→ **REQUEST**
A single number is the answer here: how many lines of the entries contain "with"?

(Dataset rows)
⟨
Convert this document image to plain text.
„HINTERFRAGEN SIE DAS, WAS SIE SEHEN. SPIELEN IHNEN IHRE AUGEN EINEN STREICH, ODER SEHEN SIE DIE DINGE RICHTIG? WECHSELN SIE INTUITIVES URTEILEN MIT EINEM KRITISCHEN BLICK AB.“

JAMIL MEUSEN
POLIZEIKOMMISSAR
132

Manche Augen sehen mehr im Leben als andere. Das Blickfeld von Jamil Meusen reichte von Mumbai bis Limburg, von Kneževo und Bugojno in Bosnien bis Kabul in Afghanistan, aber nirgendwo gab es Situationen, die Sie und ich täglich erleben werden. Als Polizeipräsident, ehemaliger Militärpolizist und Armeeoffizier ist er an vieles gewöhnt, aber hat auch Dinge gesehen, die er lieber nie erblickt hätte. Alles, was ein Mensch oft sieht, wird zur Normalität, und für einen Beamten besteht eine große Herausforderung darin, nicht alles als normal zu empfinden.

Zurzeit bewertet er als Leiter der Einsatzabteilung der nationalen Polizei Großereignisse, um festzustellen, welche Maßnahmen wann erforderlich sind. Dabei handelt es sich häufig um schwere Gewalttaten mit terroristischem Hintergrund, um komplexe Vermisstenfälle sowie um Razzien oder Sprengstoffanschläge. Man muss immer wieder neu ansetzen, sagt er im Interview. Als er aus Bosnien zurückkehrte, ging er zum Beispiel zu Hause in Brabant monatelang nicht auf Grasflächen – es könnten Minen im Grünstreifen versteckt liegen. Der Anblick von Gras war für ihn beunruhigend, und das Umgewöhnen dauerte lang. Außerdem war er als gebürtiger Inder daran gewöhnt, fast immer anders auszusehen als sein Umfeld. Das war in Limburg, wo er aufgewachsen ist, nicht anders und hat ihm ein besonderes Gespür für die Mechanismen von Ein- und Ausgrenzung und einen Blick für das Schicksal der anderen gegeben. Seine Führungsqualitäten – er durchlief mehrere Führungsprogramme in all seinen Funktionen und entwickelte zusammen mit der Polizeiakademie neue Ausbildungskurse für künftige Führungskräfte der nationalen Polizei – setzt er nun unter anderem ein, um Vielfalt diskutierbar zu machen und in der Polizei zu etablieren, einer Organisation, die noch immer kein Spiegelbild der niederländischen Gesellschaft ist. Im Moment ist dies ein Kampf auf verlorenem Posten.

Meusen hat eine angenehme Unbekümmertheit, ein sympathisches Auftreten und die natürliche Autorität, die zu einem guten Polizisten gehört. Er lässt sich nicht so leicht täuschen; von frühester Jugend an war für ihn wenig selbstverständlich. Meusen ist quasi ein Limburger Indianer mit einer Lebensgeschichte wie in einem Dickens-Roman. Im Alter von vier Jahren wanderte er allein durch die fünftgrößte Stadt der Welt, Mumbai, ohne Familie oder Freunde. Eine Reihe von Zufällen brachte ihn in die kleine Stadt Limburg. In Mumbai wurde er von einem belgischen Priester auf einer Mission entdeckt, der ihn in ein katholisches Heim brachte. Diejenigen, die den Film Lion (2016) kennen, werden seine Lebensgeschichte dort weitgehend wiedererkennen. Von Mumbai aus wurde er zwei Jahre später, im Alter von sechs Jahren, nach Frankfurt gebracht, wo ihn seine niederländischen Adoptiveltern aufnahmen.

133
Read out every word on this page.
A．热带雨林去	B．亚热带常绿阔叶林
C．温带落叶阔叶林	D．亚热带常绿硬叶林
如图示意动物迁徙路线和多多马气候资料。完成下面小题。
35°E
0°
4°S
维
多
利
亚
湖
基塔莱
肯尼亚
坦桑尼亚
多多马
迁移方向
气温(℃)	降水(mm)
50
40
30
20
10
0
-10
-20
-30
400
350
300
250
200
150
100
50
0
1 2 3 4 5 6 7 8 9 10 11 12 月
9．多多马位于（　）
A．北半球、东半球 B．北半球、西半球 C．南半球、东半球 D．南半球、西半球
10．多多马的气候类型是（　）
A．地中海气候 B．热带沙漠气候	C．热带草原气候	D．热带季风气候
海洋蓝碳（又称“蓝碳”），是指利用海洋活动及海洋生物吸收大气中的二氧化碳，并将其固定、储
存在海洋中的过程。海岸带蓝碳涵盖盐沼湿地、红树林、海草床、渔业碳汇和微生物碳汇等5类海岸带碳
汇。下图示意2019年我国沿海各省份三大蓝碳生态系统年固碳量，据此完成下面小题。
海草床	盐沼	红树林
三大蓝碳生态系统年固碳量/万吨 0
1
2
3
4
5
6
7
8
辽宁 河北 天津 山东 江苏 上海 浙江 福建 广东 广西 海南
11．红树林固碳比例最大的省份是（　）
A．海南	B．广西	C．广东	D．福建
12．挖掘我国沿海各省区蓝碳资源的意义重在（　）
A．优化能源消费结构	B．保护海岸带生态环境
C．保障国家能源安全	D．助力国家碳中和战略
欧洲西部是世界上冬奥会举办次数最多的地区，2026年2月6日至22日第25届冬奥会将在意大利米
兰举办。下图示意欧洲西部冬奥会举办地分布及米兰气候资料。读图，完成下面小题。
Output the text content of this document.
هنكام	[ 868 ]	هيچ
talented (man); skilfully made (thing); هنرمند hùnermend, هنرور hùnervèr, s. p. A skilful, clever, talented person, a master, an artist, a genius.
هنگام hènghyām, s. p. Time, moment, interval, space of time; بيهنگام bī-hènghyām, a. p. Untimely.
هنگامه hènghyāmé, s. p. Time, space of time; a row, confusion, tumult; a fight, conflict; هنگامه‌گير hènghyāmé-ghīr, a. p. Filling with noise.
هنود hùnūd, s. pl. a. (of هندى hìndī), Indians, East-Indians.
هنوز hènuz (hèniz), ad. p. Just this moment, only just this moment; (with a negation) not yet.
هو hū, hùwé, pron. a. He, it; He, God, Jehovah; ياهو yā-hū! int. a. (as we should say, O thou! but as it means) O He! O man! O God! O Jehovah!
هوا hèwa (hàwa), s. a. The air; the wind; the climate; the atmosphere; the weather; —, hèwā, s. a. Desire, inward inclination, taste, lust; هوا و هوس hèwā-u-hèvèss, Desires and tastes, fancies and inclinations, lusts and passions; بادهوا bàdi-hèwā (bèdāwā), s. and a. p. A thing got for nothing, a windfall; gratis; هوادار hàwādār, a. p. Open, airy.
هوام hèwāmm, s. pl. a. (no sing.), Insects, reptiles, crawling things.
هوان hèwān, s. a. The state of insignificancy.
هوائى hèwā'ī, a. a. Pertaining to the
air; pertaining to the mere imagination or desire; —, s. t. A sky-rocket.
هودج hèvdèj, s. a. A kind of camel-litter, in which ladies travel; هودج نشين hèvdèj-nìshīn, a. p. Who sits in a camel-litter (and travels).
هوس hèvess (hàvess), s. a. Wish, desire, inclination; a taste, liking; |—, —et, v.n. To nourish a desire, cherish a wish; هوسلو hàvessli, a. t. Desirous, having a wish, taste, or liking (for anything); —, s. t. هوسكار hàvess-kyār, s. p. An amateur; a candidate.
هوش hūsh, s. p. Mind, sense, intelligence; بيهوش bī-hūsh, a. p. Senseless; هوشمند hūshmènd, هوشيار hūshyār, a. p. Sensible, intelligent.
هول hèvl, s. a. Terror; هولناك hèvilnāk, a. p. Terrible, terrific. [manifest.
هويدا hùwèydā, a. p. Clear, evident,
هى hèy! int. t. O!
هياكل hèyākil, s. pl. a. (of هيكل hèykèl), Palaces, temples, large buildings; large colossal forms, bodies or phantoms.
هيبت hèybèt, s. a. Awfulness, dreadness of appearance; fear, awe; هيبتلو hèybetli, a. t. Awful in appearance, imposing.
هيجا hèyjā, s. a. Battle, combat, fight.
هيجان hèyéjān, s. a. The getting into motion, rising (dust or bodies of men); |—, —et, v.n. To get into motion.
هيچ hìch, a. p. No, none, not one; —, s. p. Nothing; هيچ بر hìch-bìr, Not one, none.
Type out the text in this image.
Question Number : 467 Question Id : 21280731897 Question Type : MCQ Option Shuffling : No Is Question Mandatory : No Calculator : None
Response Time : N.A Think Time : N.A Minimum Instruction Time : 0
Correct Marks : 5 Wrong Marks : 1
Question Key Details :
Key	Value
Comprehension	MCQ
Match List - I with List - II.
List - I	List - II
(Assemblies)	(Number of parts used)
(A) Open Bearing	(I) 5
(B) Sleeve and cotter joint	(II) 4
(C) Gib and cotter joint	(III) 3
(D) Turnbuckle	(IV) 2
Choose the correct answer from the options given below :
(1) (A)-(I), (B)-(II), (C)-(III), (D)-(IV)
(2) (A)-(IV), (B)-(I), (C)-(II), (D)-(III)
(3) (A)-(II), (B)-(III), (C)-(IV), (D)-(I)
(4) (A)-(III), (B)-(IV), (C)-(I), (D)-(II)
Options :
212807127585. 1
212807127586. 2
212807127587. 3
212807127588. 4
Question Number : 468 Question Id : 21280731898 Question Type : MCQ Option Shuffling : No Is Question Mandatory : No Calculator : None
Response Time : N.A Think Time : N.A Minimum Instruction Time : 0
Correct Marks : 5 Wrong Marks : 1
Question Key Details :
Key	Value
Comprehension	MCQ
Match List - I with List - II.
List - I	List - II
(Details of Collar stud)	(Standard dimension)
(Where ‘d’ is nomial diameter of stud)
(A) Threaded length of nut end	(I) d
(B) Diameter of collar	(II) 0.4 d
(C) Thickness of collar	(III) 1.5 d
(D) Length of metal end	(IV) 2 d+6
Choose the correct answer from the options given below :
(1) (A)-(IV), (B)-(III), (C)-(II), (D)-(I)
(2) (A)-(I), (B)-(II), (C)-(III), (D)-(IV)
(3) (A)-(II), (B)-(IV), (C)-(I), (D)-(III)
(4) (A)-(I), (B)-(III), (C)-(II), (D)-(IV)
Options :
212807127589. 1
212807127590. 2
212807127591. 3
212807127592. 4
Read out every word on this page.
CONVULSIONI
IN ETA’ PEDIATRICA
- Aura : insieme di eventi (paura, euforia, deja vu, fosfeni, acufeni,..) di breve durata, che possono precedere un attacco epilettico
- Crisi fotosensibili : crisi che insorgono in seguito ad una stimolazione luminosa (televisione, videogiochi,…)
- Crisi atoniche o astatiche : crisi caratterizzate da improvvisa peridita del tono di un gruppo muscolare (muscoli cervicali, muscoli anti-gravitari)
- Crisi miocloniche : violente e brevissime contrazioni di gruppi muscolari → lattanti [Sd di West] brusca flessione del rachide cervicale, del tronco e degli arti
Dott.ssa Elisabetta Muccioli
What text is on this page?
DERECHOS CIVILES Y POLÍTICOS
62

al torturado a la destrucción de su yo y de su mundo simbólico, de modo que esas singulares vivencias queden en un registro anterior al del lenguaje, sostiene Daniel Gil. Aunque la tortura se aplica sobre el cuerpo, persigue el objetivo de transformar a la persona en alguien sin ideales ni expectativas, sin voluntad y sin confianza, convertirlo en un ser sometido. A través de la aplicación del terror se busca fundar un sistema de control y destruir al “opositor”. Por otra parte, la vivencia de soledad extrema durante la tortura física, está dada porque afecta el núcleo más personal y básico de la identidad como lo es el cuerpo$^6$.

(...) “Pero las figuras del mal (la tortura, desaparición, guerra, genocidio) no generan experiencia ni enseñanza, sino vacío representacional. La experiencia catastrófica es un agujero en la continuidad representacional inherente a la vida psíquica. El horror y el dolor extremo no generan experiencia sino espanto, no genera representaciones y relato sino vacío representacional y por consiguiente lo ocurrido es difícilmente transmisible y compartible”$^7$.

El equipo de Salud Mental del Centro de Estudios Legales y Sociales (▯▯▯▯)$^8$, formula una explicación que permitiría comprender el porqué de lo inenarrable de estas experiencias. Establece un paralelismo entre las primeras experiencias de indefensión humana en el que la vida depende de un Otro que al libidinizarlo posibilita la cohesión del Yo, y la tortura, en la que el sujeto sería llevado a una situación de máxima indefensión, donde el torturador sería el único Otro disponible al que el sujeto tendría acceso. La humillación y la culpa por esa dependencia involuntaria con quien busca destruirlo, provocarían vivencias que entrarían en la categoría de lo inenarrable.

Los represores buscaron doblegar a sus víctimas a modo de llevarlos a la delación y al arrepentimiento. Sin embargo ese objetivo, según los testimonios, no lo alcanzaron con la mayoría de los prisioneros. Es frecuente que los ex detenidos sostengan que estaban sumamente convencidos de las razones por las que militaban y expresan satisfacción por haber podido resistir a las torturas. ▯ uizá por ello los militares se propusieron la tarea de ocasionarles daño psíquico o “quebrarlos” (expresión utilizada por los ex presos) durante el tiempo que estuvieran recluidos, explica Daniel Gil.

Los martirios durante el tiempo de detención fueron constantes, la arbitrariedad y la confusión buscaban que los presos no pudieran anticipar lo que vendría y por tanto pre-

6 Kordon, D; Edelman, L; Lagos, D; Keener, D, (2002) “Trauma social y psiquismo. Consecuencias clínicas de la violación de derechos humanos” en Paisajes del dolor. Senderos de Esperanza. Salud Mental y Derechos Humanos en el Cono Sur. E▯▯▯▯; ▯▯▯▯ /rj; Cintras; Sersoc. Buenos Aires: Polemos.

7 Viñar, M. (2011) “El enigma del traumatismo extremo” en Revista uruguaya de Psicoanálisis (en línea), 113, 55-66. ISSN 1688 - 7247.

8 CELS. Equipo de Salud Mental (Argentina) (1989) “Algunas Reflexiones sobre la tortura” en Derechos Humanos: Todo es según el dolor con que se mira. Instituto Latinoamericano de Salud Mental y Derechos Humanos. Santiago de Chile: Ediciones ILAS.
⟩
→ **SOLUTION TO THIS TASK**
4